## Aim
Return every line below as is, leaving out the pictures.

## Material for the task
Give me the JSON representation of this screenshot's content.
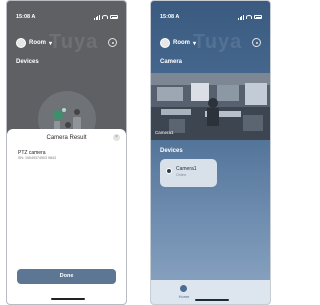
{
  "left_screen": {
    "status_time": "15:08 A",
    "home_label": "Room",
    "section_devices": "Devices",
    "sheet": {
      "title": "Camera Result",
      "close_glyph": "×",
      "camera_name": "PTZ camera",
      "serial": "SN: 19049374903 9843",
      "done_label": "Done"
    }
  },
  "right_screen": {
    "status_time": "15:08 A",
    "home_label": "Room",
    "section_camera": "Camera",
    "feed_label": "Camera1",
    "section_devices": "Devices",
    "device": {
      "name": "Camera1",
      "status": "Online"
    },
    "tab": {
      "label": "Home"
    }
  },
  "watermark": "Tuya"
}
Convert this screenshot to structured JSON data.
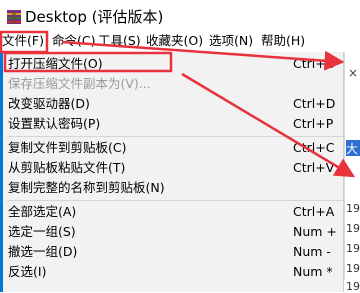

## Written answer
Give me the JSON representation of this screenshot's content.
{
  "left_screen": {
    "status_time": "15:08 A",
    "home_label": "Room",
    "section_devices": "Devices",
    "sheet": {
      "title": "Camera Result",
      "close_glyph": "×",
      "camera_name": "PTZ camera",
      "serial": "SN: 19049374903 9843",
      "done_label": "Done"
    }
  },
  "right_screen": {
    "status_time": "15:08 A",
    "home_label": "Room",
    "section_camera": "Camera",
    "feed_label": "Camera1",
    "section_devices": "Devices",
    "device": {
      "name": "Camera1",
      "status": "Online"
    },
    "tab": {
      "label": "Home"
    }
  },
  "watermark": "Tuya"
}
Convert this screenshot to structured JSON data.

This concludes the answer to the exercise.